Task brief: Search the listing for the string "SRMTID" and copy every line that contains it.

Records for the exercise:
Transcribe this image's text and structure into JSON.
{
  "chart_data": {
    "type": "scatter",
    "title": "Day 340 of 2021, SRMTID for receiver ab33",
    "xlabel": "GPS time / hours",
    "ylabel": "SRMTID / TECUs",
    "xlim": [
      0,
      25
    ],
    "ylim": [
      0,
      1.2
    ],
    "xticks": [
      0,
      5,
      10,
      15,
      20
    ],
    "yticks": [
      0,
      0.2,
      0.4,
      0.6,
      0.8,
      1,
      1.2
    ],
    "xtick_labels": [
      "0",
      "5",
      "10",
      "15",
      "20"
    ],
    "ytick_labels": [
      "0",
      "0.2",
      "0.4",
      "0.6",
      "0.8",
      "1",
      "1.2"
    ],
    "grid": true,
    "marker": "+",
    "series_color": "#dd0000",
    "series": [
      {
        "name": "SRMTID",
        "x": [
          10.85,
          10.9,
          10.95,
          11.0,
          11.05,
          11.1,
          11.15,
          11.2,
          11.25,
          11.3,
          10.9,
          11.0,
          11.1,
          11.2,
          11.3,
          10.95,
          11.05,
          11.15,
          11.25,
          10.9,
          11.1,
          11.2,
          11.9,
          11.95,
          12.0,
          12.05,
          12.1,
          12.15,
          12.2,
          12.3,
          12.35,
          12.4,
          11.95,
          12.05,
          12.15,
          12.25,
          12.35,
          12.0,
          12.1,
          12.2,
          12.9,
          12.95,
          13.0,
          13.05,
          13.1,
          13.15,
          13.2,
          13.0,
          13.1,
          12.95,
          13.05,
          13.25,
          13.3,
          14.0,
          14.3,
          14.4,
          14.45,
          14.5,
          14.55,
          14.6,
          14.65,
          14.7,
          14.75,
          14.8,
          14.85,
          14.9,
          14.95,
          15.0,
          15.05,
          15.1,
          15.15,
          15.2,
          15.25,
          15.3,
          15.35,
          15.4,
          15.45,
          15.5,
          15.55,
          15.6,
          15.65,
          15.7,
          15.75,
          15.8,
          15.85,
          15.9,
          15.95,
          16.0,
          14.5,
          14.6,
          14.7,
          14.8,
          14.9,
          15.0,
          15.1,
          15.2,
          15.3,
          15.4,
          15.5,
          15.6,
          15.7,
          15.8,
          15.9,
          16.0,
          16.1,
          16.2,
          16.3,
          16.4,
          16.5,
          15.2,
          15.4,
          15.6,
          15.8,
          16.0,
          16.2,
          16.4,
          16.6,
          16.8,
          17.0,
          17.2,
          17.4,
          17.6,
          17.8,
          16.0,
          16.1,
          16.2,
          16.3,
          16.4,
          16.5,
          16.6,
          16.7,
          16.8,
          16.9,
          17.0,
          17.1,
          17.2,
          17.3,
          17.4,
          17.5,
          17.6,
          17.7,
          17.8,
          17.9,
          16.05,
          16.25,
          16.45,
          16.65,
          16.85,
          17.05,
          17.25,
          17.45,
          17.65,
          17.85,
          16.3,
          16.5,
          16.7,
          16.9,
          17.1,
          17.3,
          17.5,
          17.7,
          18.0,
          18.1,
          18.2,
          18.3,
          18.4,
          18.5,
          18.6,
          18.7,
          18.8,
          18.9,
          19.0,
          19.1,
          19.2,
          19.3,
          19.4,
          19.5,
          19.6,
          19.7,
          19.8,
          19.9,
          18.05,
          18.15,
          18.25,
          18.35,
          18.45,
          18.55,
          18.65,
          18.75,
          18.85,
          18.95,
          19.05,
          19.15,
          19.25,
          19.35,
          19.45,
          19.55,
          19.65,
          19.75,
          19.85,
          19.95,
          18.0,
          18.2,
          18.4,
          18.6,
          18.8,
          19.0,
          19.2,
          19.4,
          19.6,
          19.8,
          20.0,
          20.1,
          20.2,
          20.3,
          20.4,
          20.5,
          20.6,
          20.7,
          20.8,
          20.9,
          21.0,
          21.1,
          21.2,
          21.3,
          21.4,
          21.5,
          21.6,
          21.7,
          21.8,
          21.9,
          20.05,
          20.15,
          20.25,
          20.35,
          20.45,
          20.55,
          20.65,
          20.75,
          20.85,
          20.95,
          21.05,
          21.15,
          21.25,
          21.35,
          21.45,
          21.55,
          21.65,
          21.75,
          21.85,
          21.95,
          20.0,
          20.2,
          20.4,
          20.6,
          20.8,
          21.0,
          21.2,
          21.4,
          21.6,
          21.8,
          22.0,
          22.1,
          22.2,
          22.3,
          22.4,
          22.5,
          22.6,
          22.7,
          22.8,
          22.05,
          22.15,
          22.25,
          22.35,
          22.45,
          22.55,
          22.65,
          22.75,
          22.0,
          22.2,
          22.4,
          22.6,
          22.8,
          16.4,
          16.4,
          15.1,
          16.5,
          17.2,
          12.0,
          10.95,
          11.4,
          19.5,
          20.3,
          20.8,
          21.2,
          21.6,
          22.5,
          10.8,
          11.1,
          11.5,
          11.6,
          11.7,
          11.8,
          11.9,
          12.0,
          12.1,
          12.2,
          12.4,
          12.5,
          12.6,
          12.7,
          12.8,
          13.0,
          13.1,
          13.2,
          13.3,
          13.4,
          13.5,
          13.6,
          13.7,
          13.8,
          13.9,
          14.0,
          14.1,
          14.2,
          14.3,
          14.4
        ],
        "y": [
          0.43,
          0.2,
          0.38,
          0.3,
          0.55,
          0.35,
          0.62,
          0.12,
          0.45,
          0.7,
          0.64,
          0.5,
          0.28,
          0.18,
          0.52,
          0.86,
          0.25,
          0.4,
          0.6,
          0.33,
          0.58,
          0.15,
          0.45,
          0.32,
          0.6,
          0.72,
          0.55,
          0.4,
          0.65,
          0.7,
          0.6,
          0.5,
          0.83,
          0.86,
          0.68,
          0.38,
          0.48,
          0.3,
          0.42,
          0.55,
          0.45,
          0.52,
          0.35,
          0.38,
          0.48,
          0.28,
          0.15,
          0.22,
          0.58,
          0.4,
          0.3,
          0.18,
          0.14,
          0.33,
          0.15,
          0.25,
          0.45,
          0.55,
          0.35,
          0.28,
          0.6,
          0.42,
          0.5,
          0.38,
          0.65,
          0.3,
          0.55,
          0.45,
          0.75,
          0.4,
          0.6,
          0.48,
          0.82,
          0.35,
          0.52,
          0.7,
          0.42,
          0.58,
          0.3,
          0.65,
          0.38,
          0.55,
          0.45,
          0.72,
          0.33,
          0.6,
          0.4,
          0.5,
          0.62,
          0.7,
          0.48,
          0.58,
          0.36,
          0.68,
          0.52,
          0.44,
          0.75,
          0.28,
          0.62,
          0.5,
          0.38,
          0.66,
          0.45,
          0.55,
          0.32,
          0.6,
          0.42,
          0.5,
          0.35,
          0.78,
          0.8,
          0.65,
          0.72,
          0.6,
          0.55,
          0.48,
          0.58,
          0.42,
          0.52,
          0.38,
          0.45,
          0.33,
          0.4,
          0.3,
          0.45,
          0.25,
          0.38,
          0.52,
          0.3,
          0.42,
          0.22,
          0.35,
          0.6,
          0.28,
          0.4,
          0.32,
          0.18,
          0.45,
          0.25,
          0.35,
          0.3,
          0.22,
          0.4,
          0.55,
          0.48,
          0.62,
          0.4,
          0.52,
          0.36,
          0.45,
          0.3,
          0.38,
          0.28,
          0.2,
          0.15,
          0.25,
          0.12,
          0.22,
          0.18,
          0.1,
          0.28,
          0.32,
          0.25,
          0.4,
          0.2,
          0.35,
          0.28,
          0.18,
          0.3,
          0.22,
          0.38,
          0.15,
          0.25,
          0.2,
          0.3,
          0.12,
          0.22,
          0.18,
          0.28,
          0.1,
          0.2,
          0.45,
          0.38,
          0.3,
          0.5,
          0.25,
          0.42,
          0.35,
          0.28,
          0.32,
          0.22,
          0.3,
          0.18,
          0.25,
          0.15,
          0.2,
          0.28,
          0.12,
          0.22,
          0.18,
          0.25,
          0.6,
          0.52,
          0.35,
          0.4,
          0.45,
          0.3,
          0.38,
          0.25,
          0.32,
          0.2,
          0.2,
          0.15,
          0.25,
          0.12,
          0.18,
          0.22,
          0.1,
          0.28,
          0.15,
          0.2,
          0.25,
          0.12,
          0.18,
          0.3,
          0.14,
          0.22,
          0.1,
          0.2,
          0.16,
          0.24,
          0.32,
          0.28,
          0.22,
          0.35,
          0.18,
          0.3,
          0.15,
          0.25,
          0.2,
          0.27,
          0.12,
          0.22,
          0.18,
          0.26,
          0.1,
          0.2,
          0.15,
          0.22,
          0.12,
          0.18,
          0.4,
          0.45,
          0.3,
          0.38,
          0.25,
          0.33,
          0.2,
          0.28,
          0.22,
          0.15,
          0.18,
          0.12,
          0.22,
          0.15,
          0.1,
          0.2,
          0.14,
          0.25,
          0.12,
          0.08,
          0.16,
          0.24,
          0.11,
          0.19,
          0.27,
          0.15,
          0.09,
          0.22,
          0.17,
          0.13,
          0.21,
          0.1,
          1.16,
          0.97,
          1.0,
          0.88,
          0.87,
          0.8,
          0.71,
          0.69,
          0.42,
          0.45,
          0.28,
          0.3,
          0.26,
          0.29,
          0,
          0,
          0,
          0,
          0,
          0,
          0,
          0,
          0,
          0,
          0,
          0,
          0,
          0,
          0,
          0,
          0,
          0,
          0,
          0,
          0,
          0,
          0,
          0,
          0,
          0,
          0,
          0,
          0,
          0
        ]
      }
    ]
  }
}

Expected answer:
    "title": "Day 340 of 2021, SRMTID for receiver ab33",
    "ylabel": "SRMTID / TECUs",
        "name": "SRMTID",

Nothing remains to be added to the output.